* **Data entries for graphics**:
-=-=-

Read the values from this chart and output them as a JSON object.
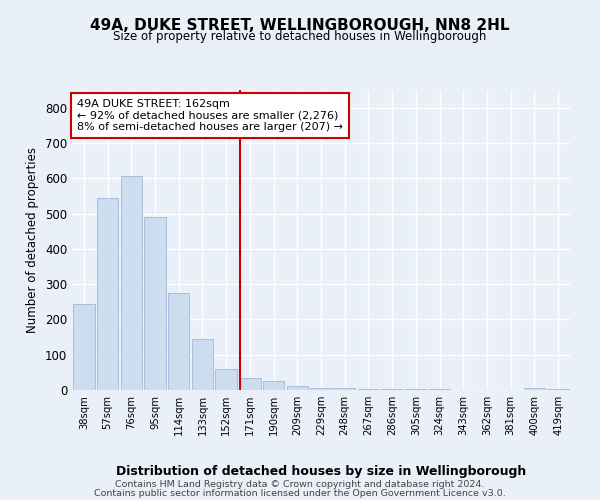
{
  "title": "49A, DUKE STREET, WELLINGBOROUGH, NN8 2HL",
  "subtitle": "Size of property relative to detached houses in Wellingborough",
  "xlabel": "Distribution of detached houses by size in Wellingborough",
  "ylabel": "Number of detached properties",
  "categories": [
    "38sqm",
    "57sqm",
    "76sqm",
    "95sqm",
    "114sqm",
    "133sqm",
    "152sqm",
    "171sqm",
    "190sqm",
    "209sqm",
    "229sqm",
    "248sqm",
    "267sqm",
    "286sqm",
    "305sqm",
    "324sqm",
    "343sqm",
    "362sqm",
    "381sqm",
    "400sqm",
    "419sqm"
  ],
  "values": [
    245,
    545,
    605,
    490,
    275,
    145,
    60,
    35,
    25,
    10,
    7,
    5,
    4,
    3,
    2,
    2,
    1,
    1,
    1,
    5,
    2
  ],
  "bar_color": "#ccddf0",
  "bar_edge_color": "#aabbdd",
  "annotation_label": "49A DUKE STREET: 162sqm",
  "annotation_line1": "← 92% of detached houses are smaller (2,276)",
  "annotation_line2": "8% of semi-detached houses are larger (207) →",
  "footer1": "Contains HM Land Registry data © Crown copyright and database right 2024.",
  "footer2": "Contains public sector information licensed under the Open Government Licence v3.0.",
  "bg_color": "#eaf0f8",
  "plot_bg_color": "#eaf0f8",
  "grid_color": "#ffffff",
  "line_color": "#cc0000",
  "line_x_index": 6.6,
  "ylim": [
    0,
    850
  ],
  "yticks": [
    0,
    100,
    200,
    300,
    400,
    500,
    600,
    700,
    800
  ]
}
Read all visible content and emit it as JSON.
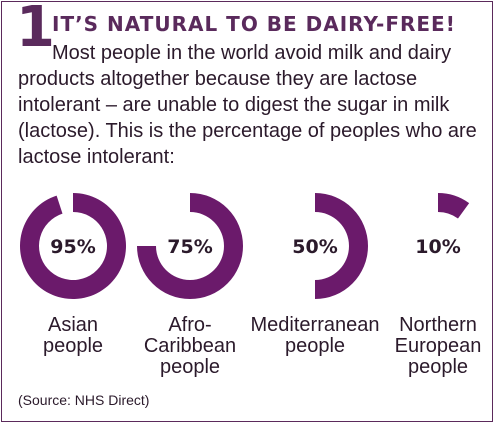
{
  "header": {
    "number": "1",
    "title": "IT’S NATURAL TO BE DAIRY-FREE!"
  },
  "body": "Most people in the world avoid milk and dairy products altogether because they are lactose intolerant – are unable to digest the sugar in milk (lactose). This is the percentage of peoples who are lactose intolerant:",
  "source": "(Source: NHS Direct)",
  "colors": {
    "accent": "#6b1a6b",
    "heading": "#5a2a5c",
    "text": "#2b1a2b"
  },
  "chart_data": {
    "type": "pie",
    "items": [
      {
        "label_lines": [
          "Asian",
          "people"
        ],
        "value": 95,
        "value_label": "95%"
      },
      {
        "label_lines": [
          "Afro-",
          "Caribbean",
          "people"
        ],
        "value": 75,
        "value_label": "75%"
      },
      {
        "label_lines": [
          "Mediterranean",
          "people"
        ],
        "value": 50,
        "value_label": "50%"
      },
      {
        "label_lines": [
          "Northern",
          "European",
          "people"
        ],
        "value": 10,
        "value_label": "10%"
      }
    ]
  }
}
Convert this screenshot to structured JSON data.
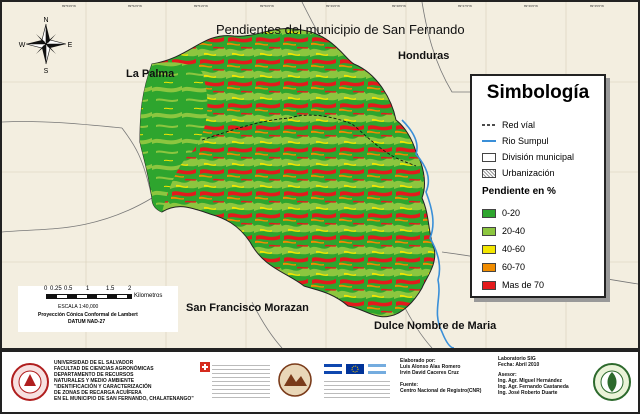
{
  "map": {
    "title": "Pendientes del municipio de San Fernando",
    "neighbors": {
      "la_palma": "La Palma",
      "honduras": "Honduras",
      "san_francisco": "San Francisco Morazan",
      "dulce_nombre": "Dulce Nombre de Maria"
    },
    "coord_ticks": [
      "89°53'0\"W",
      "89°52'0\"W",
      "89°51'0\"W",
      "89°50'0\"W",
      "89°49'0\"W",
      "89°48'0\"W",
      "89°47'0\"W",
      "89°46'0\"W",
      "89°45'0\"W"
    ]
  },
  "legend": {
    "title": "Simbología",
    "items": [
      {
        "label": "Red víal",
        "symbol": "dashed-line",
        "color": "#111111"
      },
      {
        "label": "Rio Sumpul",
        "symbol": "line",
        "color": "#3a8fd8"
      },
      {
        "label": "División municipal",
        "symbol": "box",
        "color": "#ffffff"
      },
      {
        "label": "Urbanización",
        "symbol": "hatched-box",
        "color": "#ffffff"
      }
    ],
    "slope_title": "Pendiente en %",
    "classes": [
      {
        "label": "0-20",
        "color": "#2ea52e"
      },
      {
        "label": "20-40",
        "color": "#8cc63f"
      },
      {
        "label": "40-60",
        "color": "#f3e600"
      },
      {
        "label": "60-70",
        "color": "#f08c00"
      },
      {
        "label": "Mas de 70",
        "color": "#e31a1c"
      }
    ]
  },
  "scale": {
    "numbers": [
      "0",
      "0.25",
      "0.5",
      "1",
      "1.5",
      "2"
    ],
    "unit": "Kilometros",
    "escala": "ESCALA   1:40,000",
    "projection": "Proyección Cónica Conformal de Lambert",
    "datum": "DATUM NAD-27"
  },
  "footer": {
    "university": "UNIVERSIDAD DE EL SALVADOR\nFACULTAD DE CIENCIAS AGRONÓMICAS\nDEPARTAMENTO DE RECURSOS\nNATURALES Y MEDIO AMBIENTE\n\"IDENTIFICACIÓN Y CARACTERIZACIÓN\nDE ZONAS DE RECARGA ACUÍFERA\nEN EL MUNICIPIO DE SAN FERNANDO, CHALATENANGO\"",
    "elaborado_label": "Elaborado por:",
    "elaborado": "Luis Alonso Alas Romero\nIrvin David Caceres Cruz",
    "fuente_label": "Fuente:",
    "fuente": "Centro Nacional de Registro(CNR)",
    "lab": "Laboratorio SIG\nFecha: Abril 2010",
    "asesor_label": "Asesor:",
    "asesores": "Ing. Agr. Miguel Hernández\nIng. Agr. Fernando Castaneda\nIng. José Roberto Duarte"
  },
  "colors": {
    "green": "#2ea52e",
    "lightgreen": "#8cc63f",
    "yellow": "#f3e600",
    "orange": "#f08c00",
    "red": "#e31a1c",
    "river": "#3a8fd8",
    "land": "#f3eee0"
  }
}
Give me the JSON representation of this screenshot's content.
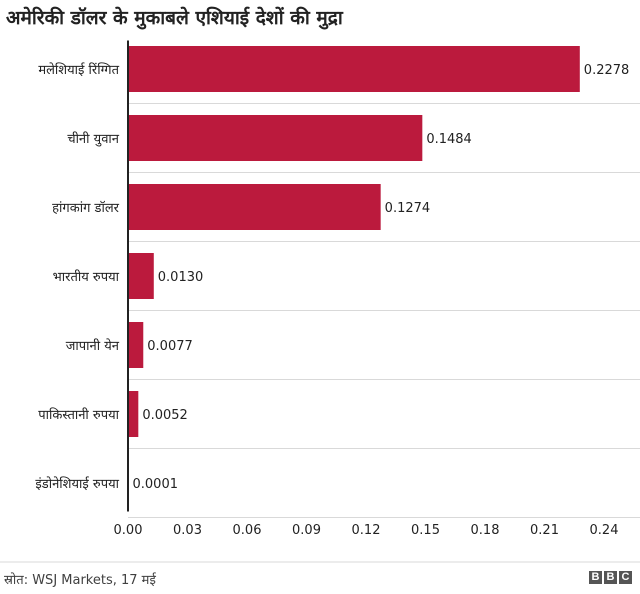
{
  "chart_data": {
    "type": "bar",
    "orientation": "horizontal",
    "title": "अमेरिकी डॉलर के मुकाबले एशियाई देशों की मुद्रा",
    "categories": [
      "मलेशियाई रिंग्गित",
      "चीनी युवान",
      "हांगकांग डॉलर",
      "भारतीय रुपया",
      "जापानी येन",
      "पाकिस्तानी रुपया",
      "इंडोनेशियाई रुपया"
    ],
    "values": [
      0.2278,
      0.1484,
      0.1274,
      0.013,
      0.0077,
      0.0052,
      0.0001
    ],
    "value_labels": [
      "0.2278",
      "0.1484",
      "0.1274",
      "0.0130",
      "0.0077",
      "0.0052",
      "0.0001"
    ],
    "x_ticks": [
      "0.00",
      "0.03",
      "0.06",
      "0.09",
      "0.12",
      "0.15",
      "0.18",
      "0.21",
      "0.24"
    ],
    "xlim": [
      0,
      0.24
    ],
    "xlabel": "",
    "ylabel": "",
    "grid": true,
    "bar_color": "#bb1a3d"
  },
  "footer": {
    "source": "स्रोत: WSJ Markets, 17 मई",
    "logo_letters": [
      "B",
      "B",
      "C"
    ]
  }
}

-=-=-

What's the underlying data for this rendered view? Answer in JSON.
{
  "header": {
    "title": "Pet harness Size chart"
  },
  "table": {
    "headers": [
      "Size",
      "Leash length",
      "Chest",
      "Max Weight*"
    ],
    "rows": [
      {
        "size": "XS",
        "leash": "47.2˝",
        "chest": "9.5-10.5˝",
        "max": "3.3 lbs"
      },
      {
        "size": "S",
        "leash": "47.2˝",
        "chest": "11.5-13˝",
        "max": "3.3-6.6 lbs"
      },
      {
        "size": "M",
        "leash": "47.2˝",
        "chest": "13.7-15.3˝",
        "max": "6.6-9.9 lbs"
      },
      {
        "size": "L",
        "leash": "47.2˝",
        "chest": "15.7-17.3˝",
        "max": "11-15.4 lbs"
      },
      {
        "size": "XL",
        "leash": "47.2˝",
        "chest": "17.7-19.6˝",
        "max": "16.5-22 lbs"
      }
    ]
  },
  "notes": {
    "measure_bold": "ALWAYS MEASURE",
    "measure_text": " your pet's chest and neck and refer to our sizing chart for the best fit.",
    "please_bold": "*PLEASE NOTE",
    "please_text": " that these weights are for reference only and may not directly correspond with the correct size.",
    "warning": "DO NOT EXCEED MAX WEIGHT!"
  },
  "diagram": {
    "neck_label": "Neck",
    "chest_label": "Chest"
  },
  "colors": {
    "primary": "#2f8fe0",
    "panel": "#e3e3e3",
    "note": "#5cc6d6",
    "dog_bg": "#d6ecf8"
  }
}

-=-=-

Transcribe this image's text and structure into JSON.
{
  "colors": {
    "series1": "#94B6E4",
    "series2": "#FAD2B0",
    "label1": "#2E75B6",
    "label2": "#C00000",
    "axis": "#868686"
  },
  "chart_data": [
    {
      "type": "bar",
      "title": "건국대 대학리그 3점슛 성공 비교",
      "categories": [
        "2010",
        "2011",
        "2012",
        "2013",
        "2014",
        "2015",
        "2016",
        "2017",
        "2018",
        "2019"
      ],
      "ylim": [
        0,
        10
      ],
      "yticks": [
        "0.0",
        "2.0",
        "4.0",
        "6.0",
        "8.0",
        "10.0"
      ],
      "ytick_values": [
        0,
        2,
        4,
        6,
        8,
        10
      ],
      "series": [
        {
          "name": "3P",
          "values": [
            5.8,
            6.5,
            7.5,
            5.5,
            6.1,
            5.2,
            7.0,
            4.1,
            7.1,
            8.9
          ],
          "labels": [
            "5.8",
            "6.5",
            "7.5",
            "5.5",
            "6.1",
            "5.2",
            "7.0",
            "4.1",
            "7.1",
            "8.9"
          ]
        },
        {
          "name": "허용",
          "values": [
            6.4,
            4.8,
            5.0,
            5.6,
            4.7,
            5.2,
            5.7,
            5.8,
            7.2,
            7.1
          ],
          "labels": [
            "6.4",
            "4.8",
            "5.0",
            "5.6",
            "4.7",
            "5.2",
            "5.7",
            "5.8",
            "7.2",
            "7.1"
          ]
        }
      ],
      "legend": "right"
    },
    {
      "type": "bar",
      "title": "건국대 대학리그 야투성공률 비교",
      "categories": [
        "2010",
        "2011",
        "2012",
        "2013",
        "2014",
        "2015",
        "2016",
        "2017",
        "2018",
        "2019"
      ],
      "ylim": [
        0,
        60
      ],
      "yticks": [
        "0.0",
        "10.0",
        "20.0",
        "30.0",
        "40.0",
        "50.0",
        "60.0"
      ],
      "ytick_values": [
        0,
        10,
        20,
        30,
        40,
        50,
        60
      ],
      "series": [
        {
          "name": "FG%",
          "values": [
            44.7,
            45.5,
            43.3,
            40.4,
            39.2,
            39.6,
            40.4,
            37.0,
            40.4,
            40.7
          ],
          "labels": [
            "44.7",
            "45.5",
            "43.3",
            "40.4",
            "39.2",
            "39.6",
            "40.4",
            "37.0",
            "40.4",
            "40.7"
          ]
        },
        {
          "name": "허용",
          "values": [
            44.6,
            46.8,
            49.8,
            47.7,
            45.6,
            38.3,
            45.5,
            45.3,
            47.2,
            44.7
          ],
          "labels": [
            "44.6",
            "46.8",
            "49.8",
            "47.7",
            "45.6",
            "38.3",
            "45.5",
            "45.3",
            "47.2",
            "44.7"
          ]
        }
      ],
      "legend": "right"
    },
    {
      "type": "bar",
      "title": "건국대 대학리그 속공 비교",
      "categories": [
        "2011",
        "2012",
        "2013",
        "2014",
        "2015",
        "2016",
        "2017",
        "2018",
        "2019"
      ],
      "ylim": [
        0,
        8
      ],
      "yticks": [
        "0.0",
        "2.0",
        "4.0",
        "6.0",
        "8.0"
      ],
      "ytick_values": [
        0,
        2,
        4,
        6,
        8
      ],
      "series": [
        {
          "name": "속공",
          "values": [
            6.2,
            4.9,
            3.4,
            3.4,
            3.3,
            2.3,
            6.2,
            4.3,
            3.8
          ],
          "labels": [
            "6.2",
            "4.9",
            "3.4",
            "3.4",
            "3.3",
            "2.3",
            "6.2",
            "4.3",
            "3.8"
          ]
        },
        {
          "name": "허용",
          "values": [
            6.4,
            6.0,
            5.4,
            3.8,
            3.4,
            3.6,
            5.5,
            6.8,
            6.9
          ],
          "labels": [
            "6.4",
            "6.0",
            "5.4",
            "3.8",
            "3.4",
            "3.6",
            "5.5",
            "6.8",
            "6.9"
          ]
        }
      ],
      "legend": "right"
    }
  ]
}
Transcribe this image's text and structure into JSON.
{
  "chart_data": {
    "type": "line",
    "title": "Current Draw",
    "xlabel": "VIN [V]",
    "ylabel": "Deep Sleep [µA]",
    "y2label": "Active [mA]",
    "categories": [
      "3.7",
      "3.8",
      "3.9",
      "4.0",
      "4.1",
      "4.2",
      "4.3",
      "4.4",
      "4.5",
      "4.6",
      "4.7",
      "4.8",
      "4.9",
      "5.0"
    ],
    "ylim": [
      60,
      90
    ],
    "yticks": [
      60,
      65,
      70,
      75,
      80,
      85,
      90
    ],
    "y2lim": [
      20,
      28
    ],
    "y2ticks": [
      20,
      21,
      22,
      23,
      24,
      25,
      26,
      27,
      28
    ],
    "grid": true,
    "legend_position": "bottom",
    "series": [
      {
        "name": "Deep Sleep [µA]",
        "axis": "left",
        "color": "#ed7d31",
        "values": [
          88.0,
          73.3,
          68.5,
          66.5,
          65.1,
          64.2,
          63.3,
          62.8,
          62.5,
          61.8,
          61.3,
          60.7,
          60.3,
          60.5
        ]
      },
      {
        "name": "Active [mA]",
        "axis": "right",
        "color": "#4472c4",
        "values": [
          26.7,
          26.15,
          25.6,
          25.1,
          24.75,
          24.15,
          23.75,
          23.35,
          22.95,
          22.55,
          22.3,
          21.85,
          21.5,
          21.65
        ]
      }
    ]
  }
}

-=-=-

* **Given task**: Within the records above, how many lines include the word "Sleep"? State the number by itself.

* **The completed task**: 2